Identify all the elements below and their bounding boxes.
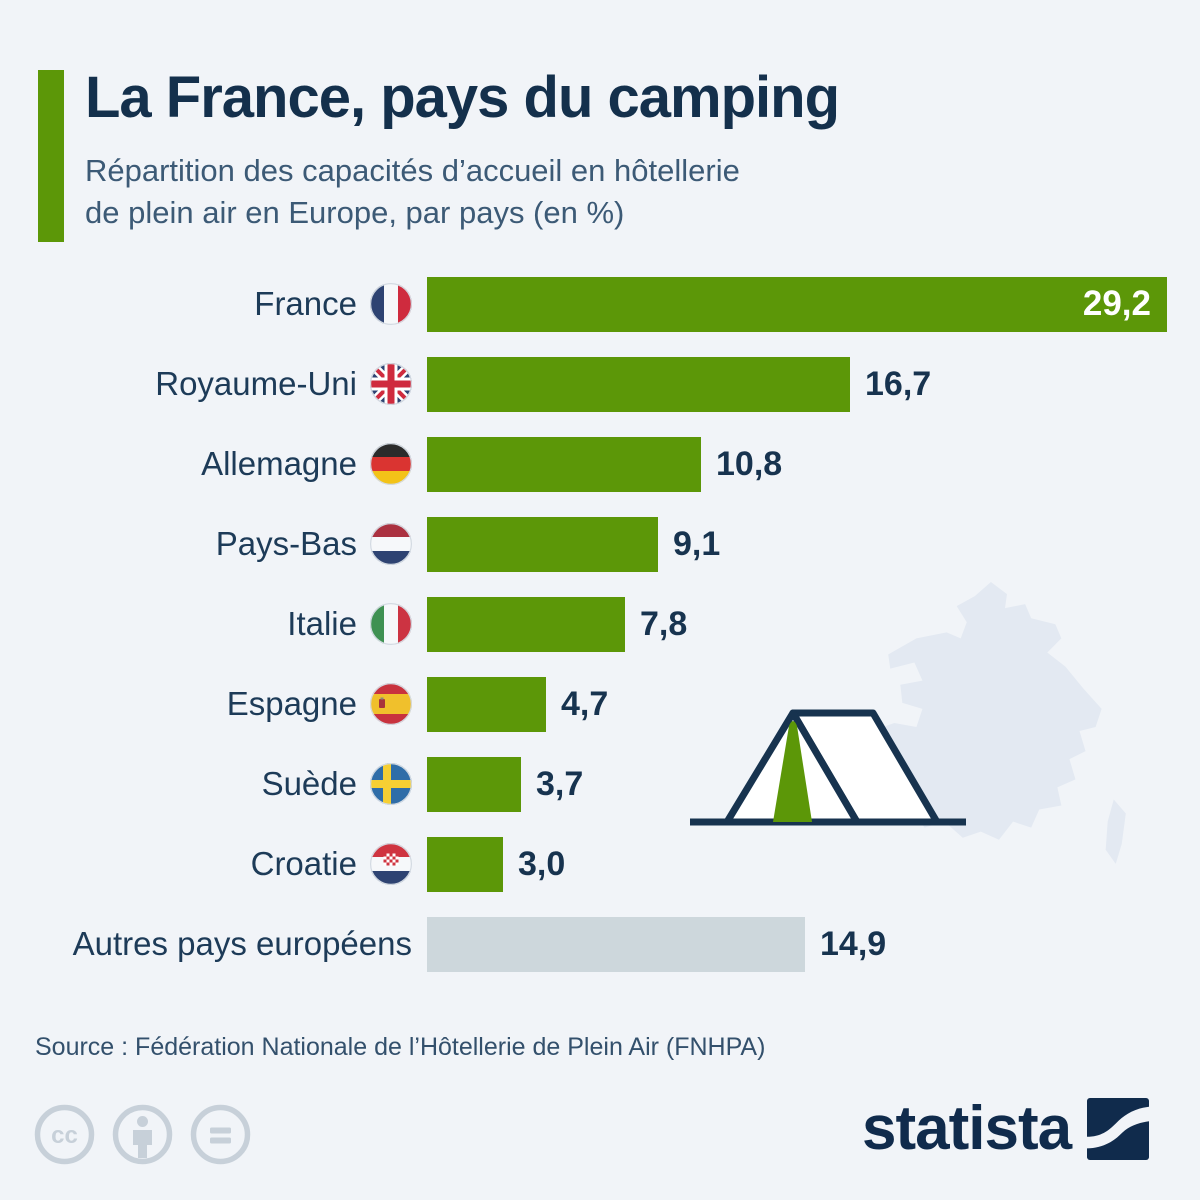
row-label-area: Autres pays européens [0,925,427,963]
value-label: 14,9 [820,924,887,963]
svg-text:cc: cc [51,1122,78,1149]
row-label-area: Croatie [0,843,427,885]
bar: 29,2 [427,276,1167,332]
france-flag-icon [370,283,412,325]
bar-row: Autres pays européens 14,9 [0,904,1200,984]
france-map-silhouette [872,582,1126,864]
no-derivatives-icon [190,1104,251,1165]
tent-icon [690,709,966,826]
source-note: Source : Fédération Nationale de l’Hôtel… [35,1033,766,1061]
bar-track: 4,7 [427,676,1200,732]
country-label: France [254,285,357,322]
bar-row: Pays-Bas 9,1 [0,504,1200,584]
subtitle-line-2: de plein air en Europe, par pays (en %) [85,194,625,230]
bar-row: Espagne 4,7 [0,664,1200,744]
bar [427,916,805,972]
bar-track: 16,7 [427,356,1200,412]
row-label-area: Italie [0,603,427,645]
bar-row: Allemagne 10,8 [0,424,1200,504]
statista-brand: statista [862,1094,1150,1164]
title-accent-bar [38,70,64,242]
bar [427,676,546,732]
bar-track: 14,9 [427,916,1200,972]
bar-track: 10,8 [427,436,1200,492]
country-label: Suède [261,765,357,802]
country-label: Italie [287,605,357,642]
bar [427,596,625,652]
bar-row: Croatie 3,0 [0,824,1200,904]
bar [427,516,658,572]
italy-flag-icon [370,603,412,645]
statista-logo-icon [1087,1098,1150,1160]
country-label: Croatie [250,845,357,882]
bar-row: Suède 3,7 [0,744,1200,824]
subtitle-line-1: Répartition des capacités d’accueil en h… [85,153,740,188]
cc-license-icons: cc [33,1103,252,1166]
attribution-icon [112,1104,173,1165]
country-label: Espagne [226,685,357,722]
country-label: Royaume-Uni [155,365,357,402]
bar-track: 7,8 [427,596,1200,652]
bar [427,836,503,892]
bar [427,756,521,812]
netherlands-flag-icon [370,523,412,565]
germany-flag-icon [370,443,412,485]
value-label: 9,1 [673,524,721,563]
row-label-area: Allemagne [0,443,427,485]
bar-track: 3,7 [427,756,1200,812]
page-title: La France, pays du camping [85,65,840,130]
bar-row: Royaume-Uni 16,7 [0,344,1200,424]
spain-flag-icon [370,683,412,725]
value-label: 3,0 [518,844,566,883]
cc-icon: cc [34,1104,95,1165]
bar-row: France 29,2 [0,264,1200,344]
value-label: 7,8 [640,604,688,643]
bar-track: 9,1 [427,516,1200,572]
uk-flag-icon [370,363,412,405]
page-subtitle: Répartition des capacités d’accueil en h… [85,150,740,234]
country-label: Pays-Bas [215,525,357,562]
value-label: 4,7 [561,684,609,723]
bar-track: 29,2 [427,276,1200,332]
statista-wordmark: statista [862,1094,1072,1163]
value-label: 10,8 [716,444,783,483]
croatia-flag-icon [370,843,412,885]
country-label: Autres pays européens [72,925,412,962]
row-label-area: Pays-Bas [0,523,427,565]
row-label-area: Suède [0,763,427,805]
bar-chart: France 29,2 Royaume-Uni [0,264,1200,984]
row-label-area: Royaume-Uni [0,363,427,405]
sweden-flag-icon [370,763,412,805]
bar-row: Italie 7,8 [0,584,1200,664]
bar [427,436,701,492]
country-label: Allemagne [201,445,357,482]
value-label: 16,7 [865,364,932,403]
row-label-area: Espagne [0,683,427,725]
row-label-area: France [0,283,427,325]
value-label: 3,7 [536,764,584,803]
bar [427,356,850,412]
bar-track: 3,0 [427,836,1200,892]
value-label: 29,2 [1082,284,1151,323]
--------
* Exercise directions
Can you give all of the data above again with every "Croatie" replaced by "Croatia" and nothing else changed? Leave out the pictures.

* Task output
Identify all the elements below and their bounding boxes.
row-label-area: Autres pays européens [0,925,427,963]
value-label: 14,9 [820,924,887,963]
svg-text:cc: cc [51,1122,78,1149]
row-label-area: Croatia [0,843,427,885]
bar: 29,2 [427,276,1167,332]
france-flag-icon [370,283,412,325]
bar-row: Autres pays européens 14,9 [0,904,1200,984]
france-map-silhouette [872,582,1126,864]
no-derivatives-icon [190,1104,251,1165]
tent-icon [690,709,966,826]
source-note: Source : Fédération Nationale de l’Hôtel… [35,1033,766,1061]
bar-track: 4,7 [427,676,1200,732]
country-label: France [254,285,357,322]
bar-row: Pays-Bas 9,1 [0,504,1200,584]
subtitle-line-2: de plein air en Europe, par pays (en %) [85,194,625,230]
bar-row: Espagne 4,7 [0,664,1200,744]
bar [427,916,805,972]
bar-track: 16,7 [427,356,1200,412]
row-label-area: Italie [0,603,427,645]
bar-row: Allemagne 10,8 [0,424,1200,504]
statista-brand: statista [862,1094,1150,1164]
title-accent-bar [38,70,64,242]
bar [427,676,546,732]
bar-track: 14,9 [427,916,1200,972]
bar-track: 10,8 [427,436,1200,492]
country-label: Suède [261,765,357,802]
country-label: Italie [287,605,357,642]
bar [427,596,625,652]
bar-row: Croatia 3,0 [0,824,1200,904]
bar [427,516,658,572]
italy-flag-icon [370,603,412,645]
statista-logo-icon [1087,1098,1150,1160]
country-label: Croatia [250,845,357,882]
bar-row: Suède 3,7 [0,744,1200,824]
subtitle-line-1: Répartition des capacités d’accueil en h… [85,153,740,188]
cc-license-icons: cc [33,1103,252,1166]
attribution-icon [112,1104,173,1165]
country-label: Espagne [226,685,357,722]
country-label: Royaume-Uni [155,365,357,402]
bar-track: 7,8 [427,596,1200,652]
bar [427,836,503,892]
bar [427,756,521,812]
netherlands-flag-icon [370,523,412,565]
germany-flag-icon [370,443,412,485]
value-label: 9,1 [673,524,721,563]
row-label-area: Allemagne [0,443,427,485]
bar-track: 3,7 [427,756,1200,812]
page-title: La France, pays du camping [85,65,840,130]
bar-row: Royaume-Uni 16,7 [0,344,1200,424]
spain-flag-icon [370,683,412,725]
value-label: 3,0 [518,844,566,883]
cc-icon: cc [34,1104,95,1165]
bar-row: France 29,2 [0,264,1200,344]
value-label: 7,8 [640,604,688,643]
bar-track: 9,1 [427,516,1200,572]
uk-flag-icon [370,363,412,405]
page-subtitle: Répartition des capacités d’accueil en h… [85,150,740,234]
country-label: Pays-Bas [215,525,357,562]
value-label: 4,7 [561,684,609,723]
bar-track: 29,2 [427,276,1200,332]
statista-wordmark: statista [862,1094,1072,1163]
value-label: 10,8 [716,444,783,483]
croatia-flag-icon [370,843,412,885]
country-label: Autres pays européens [72,925,412,962]
row-label-area: Pays-Bas [0,523,427,565]
row-label-area: Suède [0,763,427,805]
bar-chart: France 29,2 Royaume-Uni [0,264,1200,984]
row-label-area: Royaume-Uni [0,363,427,405]
sweden-flag-icon [370,763,412,805]
bar-row: Italie 7,8 [0,584,1200,664]
bar [427,436,701,492]
country-label: Allemagne [201,445,357,482]
value-label: 16,7 [865,364,932,403]
row-label-area: Espagne [0,683,427,725]
row-label-area: France [0,283,427,325]
value-label: 3,7 [536,764,584,803]
bar [427,356,850,412]
bar-track: 3,0 [427,836,1200,892]
value-label: 29,2 [1082,284,1151,323]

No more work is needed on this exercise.